=== Exercise prompt ===
Rewrite the data below as a numbered list, omitting any blank lines.

[Stored dataset items]

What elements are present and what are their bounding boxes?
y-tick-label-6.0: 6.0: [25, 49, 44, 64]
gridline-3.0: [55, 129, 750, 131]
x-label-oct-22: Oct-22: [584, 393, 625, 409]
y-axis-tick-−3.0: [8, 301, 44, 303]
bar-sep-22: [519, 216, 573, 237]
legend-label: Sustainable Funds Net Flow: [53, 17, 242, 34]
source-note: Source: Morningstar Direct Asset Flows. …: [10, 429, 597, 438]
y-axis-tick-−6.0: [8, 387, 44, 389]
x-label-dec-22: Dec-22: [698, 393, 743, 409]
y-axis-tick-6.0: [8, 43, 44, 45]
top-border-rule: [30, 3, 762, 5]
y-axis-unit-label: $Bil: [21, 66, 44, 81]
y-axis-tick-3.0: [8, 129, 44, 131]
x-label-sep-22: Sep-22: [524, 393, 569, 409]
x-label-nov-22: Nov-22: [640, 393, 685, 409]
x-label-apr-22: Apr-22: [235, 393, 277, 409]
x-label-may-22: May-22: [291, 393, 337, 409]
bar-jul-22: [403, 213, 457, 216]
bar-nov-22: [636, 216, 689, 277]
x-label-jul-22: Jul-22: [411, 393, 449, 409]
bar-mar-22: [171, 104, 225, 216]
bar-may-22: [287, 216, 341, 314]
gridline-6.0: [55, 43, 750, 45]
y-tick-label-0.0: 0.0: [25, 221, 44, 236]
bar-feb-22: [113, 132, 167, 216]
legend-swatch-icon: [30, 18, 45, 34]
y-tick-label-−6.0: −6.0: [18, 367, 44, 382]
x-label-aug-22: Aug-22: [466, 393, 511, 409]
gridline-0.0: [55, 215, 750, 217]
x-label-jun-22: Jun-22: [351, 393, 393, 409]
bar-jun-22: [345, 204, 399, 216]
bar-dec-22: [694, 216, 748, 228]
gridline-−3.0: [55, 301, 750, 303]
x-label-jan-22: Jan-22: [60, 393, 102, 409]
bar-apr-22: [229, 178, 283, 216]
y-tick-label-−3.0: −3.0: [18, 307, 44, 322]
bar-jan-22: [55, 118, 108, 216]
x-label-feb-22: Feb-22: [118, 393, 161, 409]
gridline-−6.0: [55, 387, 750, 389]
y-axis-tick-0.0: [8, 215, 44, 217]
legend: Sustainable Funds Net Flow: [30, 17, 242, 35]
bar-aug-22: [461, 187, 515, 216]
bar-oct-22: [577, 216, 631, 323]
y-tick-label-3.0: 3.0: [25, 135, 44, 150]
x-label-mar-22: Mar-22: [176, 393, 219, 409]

=== Correct answer ===
1. What elements are present and what are their bounding boxes?
2. y-tick-label-6.0: 6.0: [25, 49, 44, 64]
3. gridline-3.0: [55, 129, 750, 131]
4. x-label-oct-22: Oct-22: [584, 393, 625, 409]
5. y-axis-tick-−3.0: [8, 301, 44, 303]
6. bar-sep-22: [519, 216, 573, 237]
7. legend-label: Sustainable Funds Net Flow: [53, 17, 242, 34]
8. source-note: Source: Morningstar Direct Asset Flows. …: [10, 429, 597, 438]
9. y-axis-tick-−6.0: [8, 387, 44, 389]
10. x-label-dec-22: Dec-22: [698, 393, 743, 409]
11. y-axis-tick-6.0: [8, 43, 44, 45]
12. top-border-rule: [30, 3, 762, 5]
13. y-axis-unit-label: $Bil: [21, 66, 44, 81]
14. y-axis-tick-3.0: [8, 129, 44, 131]
15. x-label-sep-22: Sep-22: [524, 393, 569, 409]
16. x-label-nov-22: Nov-22: [640, 393, 685, 409]
17. x-label-apr-22: Apr-22: [235, 393, 277, 409]
18. x-label-may-22: May-22: [291, 393, 337, 409]
19. bar-jul-22: [403, 213, 457, 216]
20. bar-nov-22: [636, 216, 689, 277]
21. x-label-jul-22: Jul-22: [411, 393, 449, 409]
22. bar-mar-22: [171, 104, 225, 216]
23. bar-may-22: [287, 216, 341, 314]
24. gridline-6.0: [55, 43, 750, 45]
25. y-tick-label-0.0: 0.0: [25, 221, 44, 236]
26. bar-feb-22: [113, 132, 167, 216]
27. legend-swatch-icon: [30, 18, 45, 34]
28. y-tick-label-−6.0: −6.0: [18, 367, 44, 382]
29. x-label-aug-22: Aug-22: [466, 393, 511, 409]
30. gridline-0.0: [55, 215, 750, 217]
31. x-label-jun-22: Jun-22: [351, 393, 393, 409]
32. bar-jun-22: [345, 204, 399, 216]
33. bar-dec-22: [694, 216, 748, 228]
34. gridline-−3.0: [55, 301, 750, 303]
35. x-label-jan-22: Jan-22: [60, 393, 102, 409]
36. bar-apr-22: [229, 178, 283, 216]
37. y-tick-label-−3.0: −3.0: [18, 307, 44, 322]
38. bar-jan-22: [55, 118, 108, 216]
39. x-label-feb-22: Feb-22: [118, 393, 161, 409]
40. gridline-−6.0: [55, 387, 750, 389]
41. y-axis-tick-0.0: [8, 215, 44, 217]
42. legend: Sustainable Funds Net Flow: [30, 17, 242, 35]
43. bar-aug-22: [461, 187, 515, 216]
44. bar-oct-22: [577, 216, 631, 323]
45. y-tick-label-3.0: 3.0: [25, 135, 44, 150]
46. x-label-mar-22: Mar-22: [176, 393, 219, 409]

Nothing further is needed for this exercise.